Without including any pictures, copy each entry below exactly.

#### RECORDS FOR THIS EXERCISE

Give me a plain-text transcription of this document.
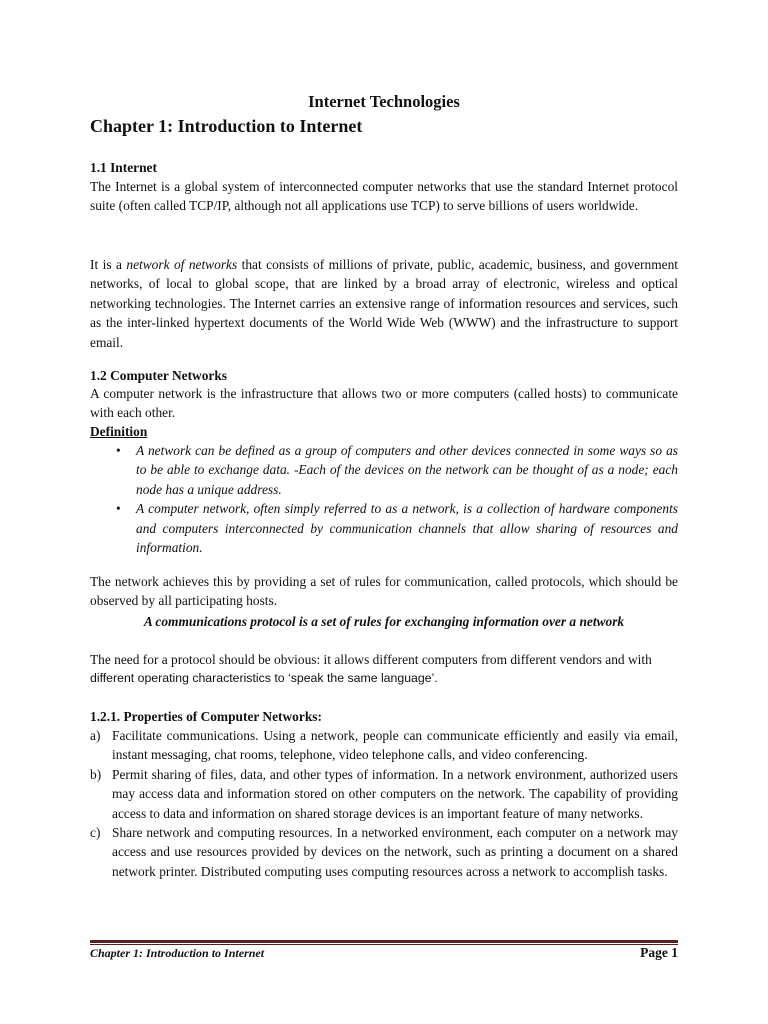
Internet Technologies
Chapter 1: Introduction to Internet
1.1 Internet
The Internet is a global system of interconnected computer networks that use the standard Internet protocol suite (often called TCP/IP, although not all applications use TCP) to serve billions of users worldwide.
It is a network of networks that consists of millions of private, public, academic, business, and government networks, of local to global scope, that are linked by a broad array of electronic, wireless and optical networking technologies. The Internet carries an extensive range of information resources and services, such as the inter-linked hypertext documents of the World Wide Web (WWW) and the infrastructure to support email.
1.2 Computer Networks
A computer network is the infrastructure that allows two or more computers (called hosts) to communicate with each other.
Definition
• A network can be defined as a group of computers and other devices connected in some ways so as to be able to exchange data. -Each of the devices on the network can be thought of as a node; each node has a unique address.
• A computer network, often simply referred to as a network, is a collection of hardware components and computers interconnected by communication channels that allow sharing of resources and information.
The network achieves this by providing a set of rules for communication, called protocols, which should be observed by all participating hosts.
A communications protocol is a set of rules for exchanging information over a network
The need for a protocol should be obvious: it allows different computers from different vendors and with
different operating characteristics to ‘speak the same language’.
1.2.1. Properties of Computer Networks:
a) Facilitate communications. Using a network, people can communicate efficiently and easily via email, instant messaging, chat rooms, telephone, video telephone calls, and video conferencing.
b) Permit sharing of files, data, and other types of information. In a network environment, authorized users may access data and information stored on other computers on the network. The capability of providing access to data and information on shared storage devices is an important feature of many networks.
c) Share network and computing resources. In a networked environment, each computer on a network may access and use resources provided by devices on the network, such as printing a document on a shared network printer. Distributed computing uses computing resources across a network to accomplish tasks.
Chapter 1: Introduction to Internet	Page 1
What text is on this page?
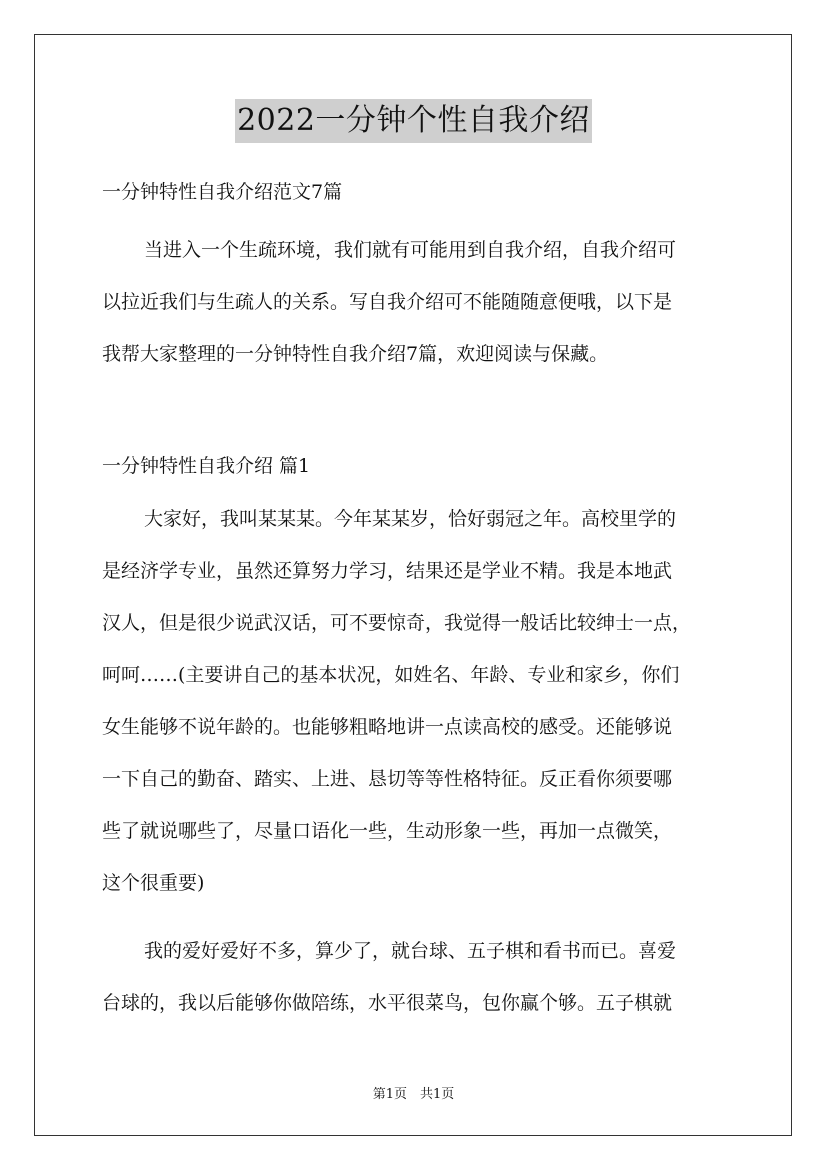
2022一分钟个性自我介绍
一分钟特性自我介绍范文7篇
当进入一个生疏环境，我们就有可能用到自我介绍，自我介绍可
以拉近我们与生疏人的关系。写自我介绍可不能随随意便哦，以下是
我帮大家整理的一分钟特性自我介绍7篇，欢迎阅读与保藏。
一分钟特性自我介绍 篇1
大家好，我叫某某某。今年某某岁，恰好弱冠之年。高校里学的
是经济学专业，虽然还算努力学习，结果还是学业不精。我是本地武
汉人，但是很少说武汉话，可不要惊奇，我觉得一般话比较绅士一点，
呵呵……(主要讲自己的基本状况，如姓名、年龄、专业和家乡，你们
女生能够不说年龄的。也能够粗略地讲一点读高校的感受。还能够说
一下自己的勤奋、踏实、上进、恳切等等性格特征。反正看你须要哪
些了就说哪些了，尽量口语化一些，生动形象一些，再加一点微笑，
这个很重要)
我的爱好爱好不多，算少了，就台球、五子棋和看书而已。喜爱
台球的，我以后能够你做陪练，水平很菜鸟，包你赢个够。五子棋就
第1页　共1页
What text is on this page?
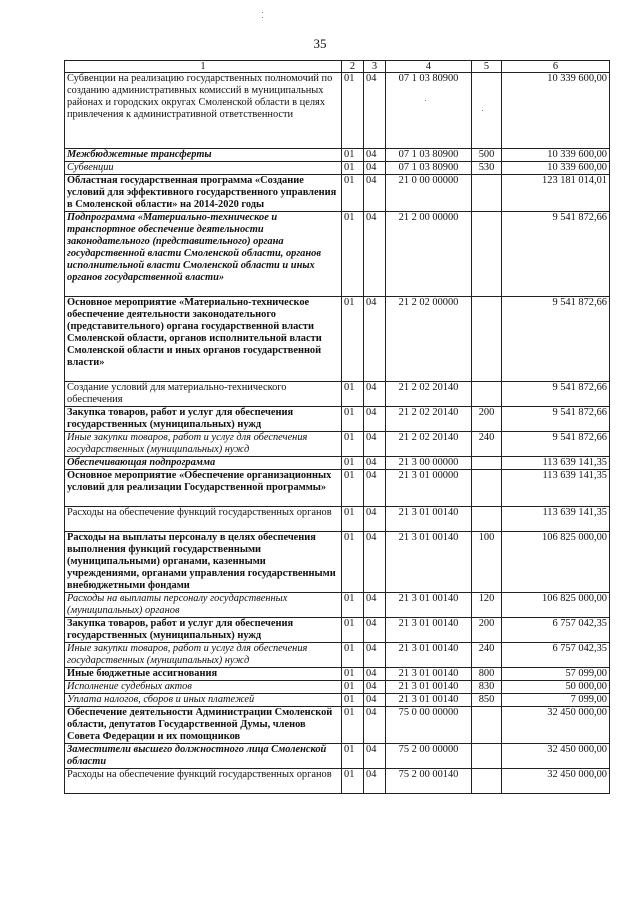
35
1	2	3	4	5	6
Субвенции на реализацию государственных полномочий по созданию административных комиссий в муниципальных районах и городских округах Смоленской области в целях привлечения к административной ответственности	01	04	07 1 03 80900		10 339 600,00
Межбюджетные трансферты	01	04	07 1 03 80900	500	10 339 600,00
Субвенции	01	04	07 1 03 80900	530	10 339 600,00
Областная государственная программа «Создание условий для эффективного государственного управления в Смоленской области» на 2014-2020 годы	01	04	21 0 00 00000		123 181 014,01
Подпрограмма «Материально-техническое и транспортное обеспечение деятельности законодательного (представительного) органа государственной власти Смоленской области, органов исполнительной власти Смоленской области и иных органов государственной власти»	01	04	21 2 00 00000		9 541 872,66
Основное мероприятие «Материально-техническое обеспечение деятельности законодательного (представительного) органа государственной власти Смоленской области, органов исполнительной власти Смоленской области и иных органов государственной власти»	01	04	21 2 02 00000		9 541 872,66
Создание условий для материально-технического обеспечения	01	04	21 2 02 20140		9 541 872,66
Закупка товаров, работ и услуг для обеспечения государственных (муниципальных) нужд	01	04	21 2 02 20140	200	9 541 872,66
Иные закупки товаров, работ и услуг для обеспечения государственных (муниципальных) нужд	01	04	21 2 02 20140	240	9 541 872,66
Обеспечивающая подпрограмма	01	04	21 3 00 00000		113 639 141,35
Основное мероприятие «Обеспечение организационных условий для реализации Государственной программы»	01	04	21 3 01 00000		113 639 141,35
Расходы на обеспечение функций государственных органов	01	04	21 3 01 00140		113 639 141,35
Расходы на выплаты персоналу в целях обеспечения выполнения функций государственными (муниципальными) органами, казенными учреждениями, органами управления государственными внебюджетными фондами	01	04	21 3 01 00140	100	106 825 000,00
Расходы на выплаты персоналу государственных (муниципальных) органов	01	04	21 3 01 00140	120	106 825 000,00
Закупка товаров, работ и услуг для обеспечения государственных (муниципальных) нужд	01	04	21 3 01 00140	200	6 757 042,35
Иные закупки товаров, работ и услуг для обеспечения государственных (муниципальных) нужд	01	04	21 3 01 00140	240	6 757 042,35
Иные бюджетные ассигнования	01	04	21 3 01 00140	800	57 099,00
Исполнение судебных актов	01	04	21 3 01 00140	830	50 000,00
Уплата налогов, сборов и иных платежей	01	04	21 3 01 00140	850	7 099,00
Обеспечение деятельности Администрации Смоленской области, депутатов Государственной Думы, членов Совета Федерации и их помощников	01	04	75 0 00 00000		32 450 000,00
Заместители высшего должностного лица Смоленской области	01	04	75 2 00 00000		32 450 000,00
Расходы на обеспечение функций государственных органов	01	04	75 2 00 00140		32 450 000,00
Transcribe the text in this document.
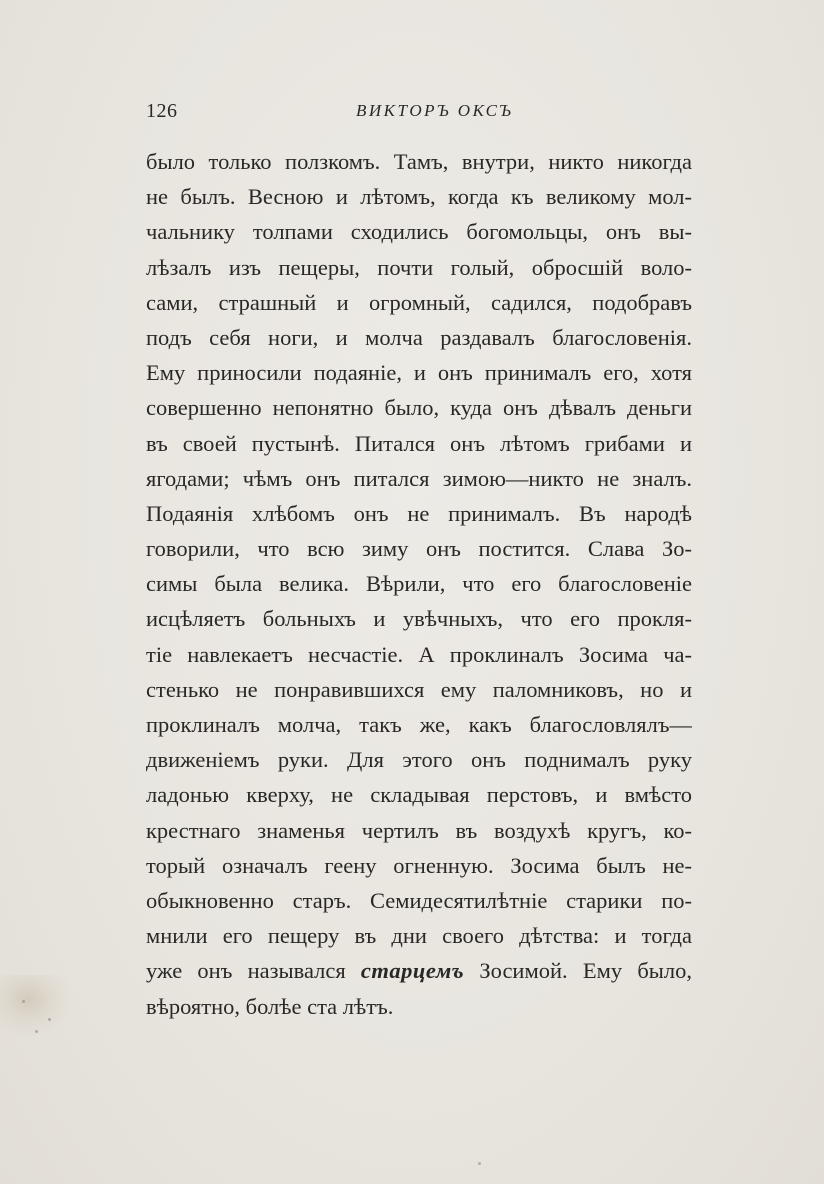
126	ВИКТОРЪ ОКСЪ
было только ползкомъ. Тамъ, внутри, никто никогда
не былъ. Весною и лѣтомъ, когда къ великому мол-
чальнику толпами сходились богомольцы, онъ вы-
лѣзалъ изъ пещеры, почти голый, обросшій воло-
сами, страшный и огромный, садился, подобравъ
подъ себя ноги, и молча раздавалъ благословенія.
Ему приносили подаяніе, и онъ принималъ его, хотя
совершенно непонятно было, куда онъ дѣвалъ деньги
въ своей пустынѣ. Питался онъ лѣтомъ грибами и
ягодами; чѣмъ онъ питался зимою—никто не зналъ.
Подаянія хлѣбомъ онъ не принималъ. Въ народѣ
говорили, что всю зиму онъ постится. Слава Зо-
симы была велика. Вѣрили, что его благословеніе
исцѣляетъ больныхъ и увѣчныхъ, что его прокля-
тіе навлекаетъ несчастіе. А проклиналъ Зосима ча-
стенько не понравившихся ему паломниковъ, но и
проклиналъ молча, такъ же, какъ благословлялъ—
движеніемъ руки. Для этого онъ поднималъ руку
ладонью кверху, не складывая перстовъ, и вмѣсто
крестнаго знаменья чертилъ въ воздухѣ кругъ, ко-
торый означалъ геену огненную. Зосима былъ не-
обыкновенно старъ. Семидесятилѣтніе старики по-
мнили его пещеру въ дни своего дѣтства: и тогда
уже онъ назывался старцемъ Зосимой. Ему было,
вѣроятно, болѣе ста лѣтъ.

########

■ RESULT:
Give me a plain-text transcription of this document.
Internet Technologies
Chapter 1: Introduction to Internet
1.1 Internet
The Internet is a global system of interconnected computer networks that use the standard Internet protocol suite (often called TCP/IP, although not all applications use TCP) to serve billions of users worldwide.
It is a network of networks that consists of millions of private, public, academic, business, and government networks, of local to global scope, that are linked by a broad array of electronic, wireless and optical networking technologies. The Internet carries an extensive range of information resources and services, such as the inter-linked hypertext documents of the World Wide Web (WWW) and the infrastructure to support email.
1.2 Computer Networks
A computer network is the infrastructure that allows two or more computers (called hosts) to communicate with each other.
Definition
• A network can be defined as a group of computers and other devices connected in some ways so as to be able to exchange data. -Each of the devices on the network can be thought of as a node; each node has a unique address.
• A computer network, often simply referred to as a network, is a collection of hardware components and computers interconnected by communication channels that allow sharing of resources and information.
The network achieves this by providing a set of rules for communication, called protocols, which should be observed by all participating hosts.
A communications protocol is a set of rules for exchanging information over a network
The need for a protocol should be obvious: it allows different computers from different vendors and with
different operating characteristics to ‘speak the same language’.
1.2.1. Properties of Computer Networks:
a) Facilitate communications. Using a network, people can communicate efficiently and easily via email, instant messaging, chat rooms, telephone, video telephone calls, and video conferencing.
b) Permit sharing of files, data, and other types of information. In a network environment, authorized users may access data and information stored on other computers on the network. The capability of providing access to data and information on shared storage devices is an important feature of many networks.
c) Share network and computing resources. In a networked environment, each computer on a network may access and use resources provided by devices on the network, such as printing a document on a shared network printer. Distributed computing uses computing resources across a network to accomplish tasks.
Chapter 1: Introduction to Internet	Page 1
What text is on this page?
2022一分钟个性自我介绍
一分钟特性自我介绍范文7篇
当进入一个生疏环境，我们就有可能用到自我介绍，自我介绍可
以拉近我们与生疏人的关系。写自我介绍可不能随随意便哦，以下是
我帮大家整理的一分钟特性自我介绍7篇，欢迎阅读与保藏。
一分钟特性自我介绍 篇1
大家好，我叫某某某。今年某某岁，恰好弱冠之年。高校里学的
是经济学专业，虽然还算努力学习，结果还是学业不精。我是本地武
汉人，但是很少说武汉话，可不要惊奇，我觉得一般话比较绅士一点，
呵呵……(主要讲自己的基本状况，如姓名、年龄、专业和家乡，你们
女生能够不说年龄的。也能够粗略地讲一点读高校的感受。还能够说
一下自己的勤奋、踏实、上进、恳切等等性格特征。反正看你须要哪
些了就说哪些了，尽量口语化一些，生动形象一些，再加一点微笑，
这个很重要)
我的爱好爱好不多，算少了，就台球、五子棋和看书而已。喜爱
台球的，我以后能够你做陪练，水平很菜鸟，包你赢个够。五子棋就
第1页　共1页
What text is on this page?
35
1	2	3	4	5	6
Субвенции на реализацию государственных полномочий по созданию административных комиссий в муниципальных районах и городских округах Смоленской области в целях привлечения к административной ответственности	01	04	07 1 03 80900		10 339 600,00
Межбюджетные трансферты	01	04	07 1 03 80900	500	10 339 600,00
Субвенции	01	04	07 1 03 80900	530	10 339 600,00
Областная государственная программа «Создание условий для эффективного государственного управления в Смоленской области» на 2014-2020 годы	01	04	21 0 00 00000		123 181 014,01
Подпрограмма «Материально-техническое и транспортное обеспечение деятельности законодательного (представительного) органа государственной власти Смоленской области, органов исполнительной власти Смоленской области и иных органов государственной власти»	01	04	21 2 00 00000		9 541 872,66
Основное мероприятие «Материально-техническое обеспечение деятельности законодательного (представительного) органа государственной власти Смоленской области, органов исполнительной власти Смоленской области и иных органов государственной власти»	01	04	21 2 02 00000		9 541 872,66
Создание условий для материально-технического обеспечения	01	04	21 2 02 20140		9 541 872,66
Закупка товаров, работ и услуг для обеспечения государственных (муниципальных) нужд	01	04	21 2 02 20140	200	9 541 872,66
Иные закупки товаров, работ и услуг для обеспечения государственных (муниципальных) нужд	01	04	21 2 02 20140	240	9 541 872,66
Обеспечивающая подпрограмма	01	04	21 3 00 00000		113 639 141,35
Основное мероприятие «Обеспечение организационных условий для реализации Государственной программы»	01	04	21 3 01 00000		113 639 141,35
Расходы на обеспечение функций государственных органов	01	04	21 3 01 00140		113 639 141,35
Расходы на выплаты персоналу в целях обеспечения выполнения функций государственными (муниципальными) органами, казенными учреждениями, органами управления государственными внебюджетными фондами	01	04	21 3 01 00140	100	106 825 000,00
Расходы на выплаты персоналу государственных (муниципальных) органов	01	04	21 3 01 00140	120	106 825 000,00
Закупка товаров, работ и услуг для обеспечения государственных (муниципальных) нужд	01	04	21 3 01 00140	200	6 757 042,35
Иные закупки товаров, работ и услуг для обеспечения государственных (муниципальных) нужд	01	04	21 3 01 00140	240	6 757 042,35
Иные бюджетные ассигнования	01	04	21 3 01 00140	800	57 099,00
Исполнение судебных актов	01	04	21 3 01 00140	830	50 000,00
Уплата налогов, сборов и иных платежей	01	04	21 3 01 00140	850	7 099,00
Обеспечение деятельности Администрации Смоленской области, депутатов Государственной Думы, членов Совета Федерации и их помощников	01	04	75 0 00 00000		32 450 000,00
Заместители высшего должностного лица Смоленской области	01	04	75 2 00 00000		32 450 000,00
Расходы на обеспечение функций государственных органов	01	04	75 2 00 00140		32 450 000,00
Transcribe the text in this document.
126	ВИКТОРЪ ОКСЪ
было только ползкомъ. Тамъ, внутри, никто никогда
не былъ. Весною и лѣтомъ, когда къ великому мол-
чальнику толпами сходились богомольцы, онъ вы-
лѣзалъ изъ пещеры, почти голый, обросшій воло-
сами, страшный и огромный, садился, подобравъ
подъ себя ноги, и молча раздавалъ благословенія.
Ему приносили подаяніе, и онъ принималъ его, хотя
совершенно непонятно было, куда онъ дѣвалъ деньги
въ своей пустынѣ. Питался онъ лѣтомъ грибами и
ягодами; чѣмъ онъ питался зимою—никто не зналъ.
Подаянія хлѣбомъ онъ не принималъ. Въ народѣ
говорили, что всю зиму онъ постится. Слава Зо-
симы была велика. Вѣрили, что его благословеніе
исцѣляетъ больныхъ и увѣчныхъ, что его прокля-
тіе навлекаетъ несчастіе. А проклиналъ Зосима ча-
стенько не понравившихся ему паломниковъ, но и
проклиналъ молча, такъ же, какъ благословлялъ—
движеніемъ руки. Для этого онъ поднималъ руку
ладонью кверху, не складывая перстовъ, и вмѣсто
крестнаго знаменья чертилъ въ воздухѣ кругъ, ко-
торый означалъ геену огненную. Зосима былъ не-
обыкновенно старъ. Семидесятилѣтніе старики по-
мнили его пещеру въ дни своего дѣтства: и тогда
уже онъ назывался старцемъ Зосимой. Ему было,
вѣроятно, болѣе ста лѣтъ.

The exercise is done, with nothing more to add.